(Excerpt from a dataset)
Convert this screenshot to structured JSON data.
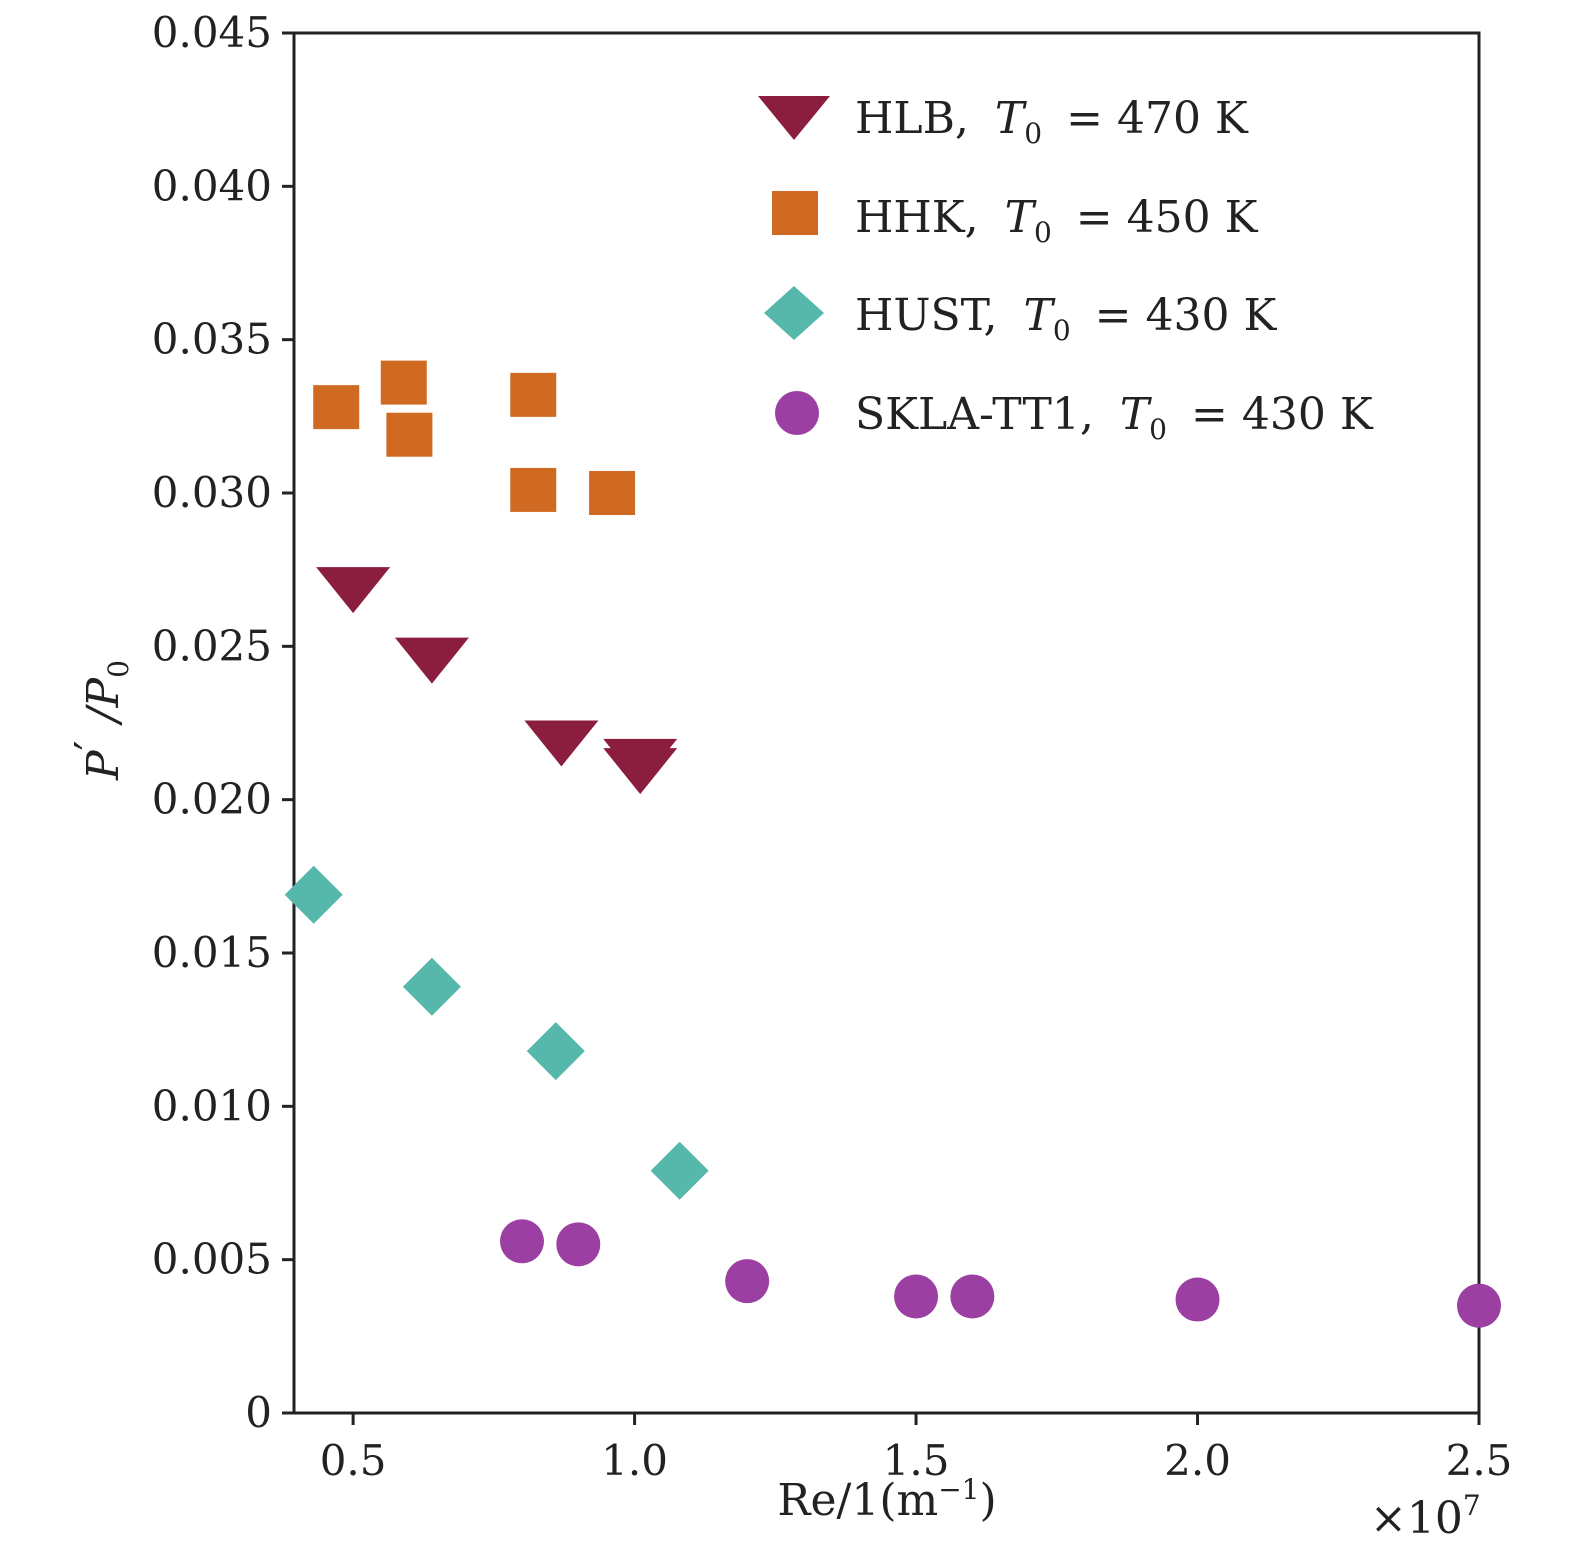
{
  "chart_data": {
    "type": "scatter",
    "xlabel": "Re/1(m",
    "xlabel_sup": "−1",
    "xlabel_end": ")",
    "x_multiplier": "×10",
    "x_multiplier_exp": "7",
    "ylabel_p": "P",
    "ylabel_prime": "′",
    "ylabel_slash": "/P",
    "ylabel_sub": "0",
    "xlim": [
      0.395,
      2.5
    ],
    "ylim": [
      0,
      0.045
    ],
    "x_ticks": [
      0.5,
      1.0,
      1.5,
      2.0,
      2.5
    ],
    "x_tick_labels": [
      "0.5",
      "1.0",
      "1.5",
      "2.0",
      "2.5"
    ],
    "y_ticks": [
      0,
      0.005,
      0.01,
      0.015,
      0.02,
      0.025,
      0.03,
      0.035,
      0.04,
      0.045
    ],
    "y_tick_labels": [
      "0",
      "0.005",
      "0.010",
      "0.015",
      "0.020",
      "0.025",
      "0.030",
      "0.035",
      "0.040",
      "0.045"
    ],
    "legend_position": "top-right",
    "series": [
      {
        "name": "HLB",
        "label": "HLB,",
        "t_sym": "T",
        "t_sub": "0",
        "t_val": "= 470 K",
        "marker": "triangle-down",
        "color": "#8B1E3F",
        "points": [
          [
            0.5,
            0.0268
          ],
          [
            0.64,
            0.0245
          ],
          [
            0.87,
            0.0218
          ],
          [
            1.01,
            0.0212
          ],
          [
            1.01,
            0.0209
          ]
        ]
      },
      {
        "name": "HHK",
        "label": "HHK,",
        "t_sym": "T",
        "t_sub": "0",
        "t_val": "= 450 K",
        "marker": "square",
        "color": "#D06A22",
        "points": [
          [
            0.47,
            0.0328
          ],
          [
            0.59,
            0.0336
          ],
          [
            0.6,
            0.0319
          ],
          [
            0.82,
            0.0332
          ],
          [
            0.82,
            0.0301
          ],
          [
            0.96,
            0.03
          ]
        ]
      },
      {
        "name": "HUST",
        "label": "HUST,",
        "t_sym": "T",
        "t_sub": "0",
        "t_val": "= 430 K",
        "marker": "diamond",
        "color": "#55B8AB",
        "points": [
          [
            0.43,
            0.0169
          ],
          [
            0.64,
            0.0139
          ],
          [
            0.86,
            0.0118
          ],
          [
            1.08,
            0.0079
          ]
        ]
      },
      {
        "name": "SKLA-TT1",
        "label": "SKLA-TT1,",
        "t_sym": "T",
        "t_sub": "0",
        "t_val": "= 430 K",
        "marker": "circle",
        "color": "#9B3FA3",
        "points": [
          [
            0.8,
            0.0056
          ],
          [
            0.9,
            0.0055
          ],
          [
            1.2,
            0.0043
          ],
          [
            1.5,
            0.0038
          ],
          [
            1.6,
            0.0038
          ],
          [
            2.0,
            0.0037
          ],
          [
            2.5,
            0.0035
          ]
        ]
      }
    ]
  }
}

[Short problem] Your answer should be only a number: how many lines of the data above contain the string "color"?

[Output for this exercise] 4